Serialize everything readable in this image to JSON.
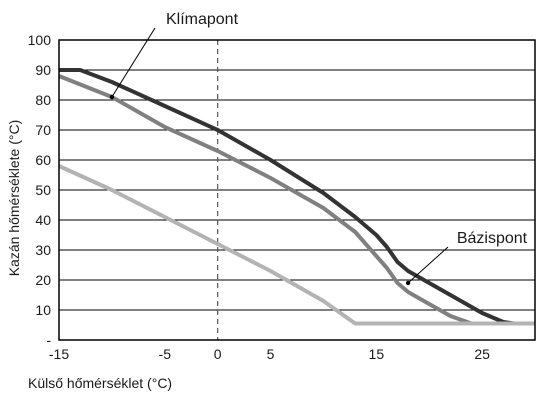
{
  "chart_data": {
    "type": "line",
    "xlabel": "Külső hőmérséklet (°C)",
    "ylabel": "Kazán hőmérséklete (°C)",
    "xlim": [
      -15,
      30
    ],
    "ylim": [
      0,
      100
    ],
    "x_ticks": [
      -15,
      -5,
      0,
      5,
      15,
      25
    ],
    "x_tick_labels": [
      "-15",
      "-5",
      "0",
      "5",
      "15",
      "25"
    ],
    "y_ticks": [
      0,
      10,
      20,
      30,
      40,
      50,
      60,
      70,
      80,
      90,
      100
    ],
    "y_tick_labels": [
      "-",
      "10",
      "20",
      "30",
      "40",
      "50",
      "60",
      "70",
      "80",
      "90",
      "100"
    ],
    "grid": "horizontal",
    "reference_line_x": 0,
    "series": [
      {
        "color": "#333333",
        "x": [
          -15,
          -13,
          -10,
          -5,
          0,
          5,
          10,
          13,
          15,
          16,
          17,
          18,
          20,
          22,
          25,
          27,
          28,
          30
        ],
        "y": [
          90,
          90,
          86,
          78,
          70,
          60,
          49,
          41,
          35,
          31,
          26,
          23,
          19,
          15,
          9,
          6,
          5.5,
          5.5
        ]
      },
      {
        "color": "#808080",
        "x": [
          -15,
          -10,
          -5,
          0,
          5,
          10,
          13,
          15,
          16,
          17,
          18,
          20,
          22,
          24,
          25,
          27,
          30
        ],
        "y": [
          88,
          81,
          71,
          63,
          54,
          44,
          36,
          28,
          24,
          19,
          16,
          12,
          8,
          5.5,
          5.5,
          5.5,
          5.5
        ]
      },
      {
        "color": "#b3b3b3",
        "x": [
          -15,
          -10,
          -5,
          0,
          5,
          10,
          13,
          15,
          20,
          25,
          30
        ],
        "y": [
          58,
          50,
          41,
          32,
          23,
          13,
          5.5,
          5.5,
          5.5,
          5.5,
          5.5
        ]
      }
    ],
    "annotations": [
      {
        "text": "Klímapont",
        "x": -10,
        "y": 81
      },
      {
        "text": "Bázispont",
        "x": 18,
        "y": 19
      }
    ]
  }
}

——

▶ The problem
Repeat the material above word for word, please, apart from its images.

▶ Task result
Serialize everything readable in this image to JSON.
{
  "chart_data": {
    "type": "line",
    "xlabel": "Külső hőmérséklet (°C)",
    "ylabel": "Kazán hőmérséklete (°C)",
    "xlim": [
      -15,
      30
    ],
    "ylim": [
      0,
      100
    ],
    "x_ticks": [
      -15,
      -5,
      0,
      5,
      15,
      25
    ],
    "x_tick_labels": [
      "-15",
      "-5",
      "0",
      "5",
      "15",
      "25"
    ],
    "y_ticks": [
      0,
      10,
      20,
      30,
      40,
      50,
      60,
      70,
      80,
      90,
      100
    ],
    "y_tick_labels": [
      "-",
      "10",
      "20",
      "30",
      "40",
      "50",
      "60",
      "70",
      "80",
      "90",
      "100"
    ],
    "grid": "horizontal",
    "reference_line_x": 0,
    "series": [
      {
        "color": "#333333",
        "x": [
          -15,
          -13,
          -10,
          -5,
          0,
          5,
          10,
          13,
          15,
          16,
          17,
          18,
          20,
          22,
          25,
          27,
          28,
          30
        ],
        "y": [
          90,
          90,
          86,
          78,
          70,
          60,
          49,
          41,
          35,
          31,
          26,
          23,
          19,
          15,
          9,
          6,
          5.5,
          5.5
        ]
      },
      {
        "color": "#808080",
        "x": [
          -15,
          -10,
          -5,
          0,
          5,
          10,
          13,
          15,
          16,
          17,
          18,
          20,
          22,
          24,
          25,
          27,
          30
        ],
        "y": [
          88,
          81,
          71,
          63,
          54,
          44,
          36,
          28,
          24,
          19,
          16,
          12,
          8,
          5.5,
          5.5,
          5.5,
          5.5
        ]
      },
      {
        "color": "#b3b3b3",
        "x": [
          -15,
          -10,
          -5,
          0,
          5,
          10,
          13,
          15,
          20,
          25,
          30
        ],
        "y": [
          58,
          50,
          41,
          32,
          23,
          13,
          5.5,
          5.5,
          5.5,
          5.5,
          5.5
        ]
      }
    ],
    "annotations": [
      {
        "text": "Klímapont",
        "x": -10,
        "y": 81
      },
      {
        "text": "Bázispont",
        "x": 18,
        "y": 19
      }
    ]
  }
}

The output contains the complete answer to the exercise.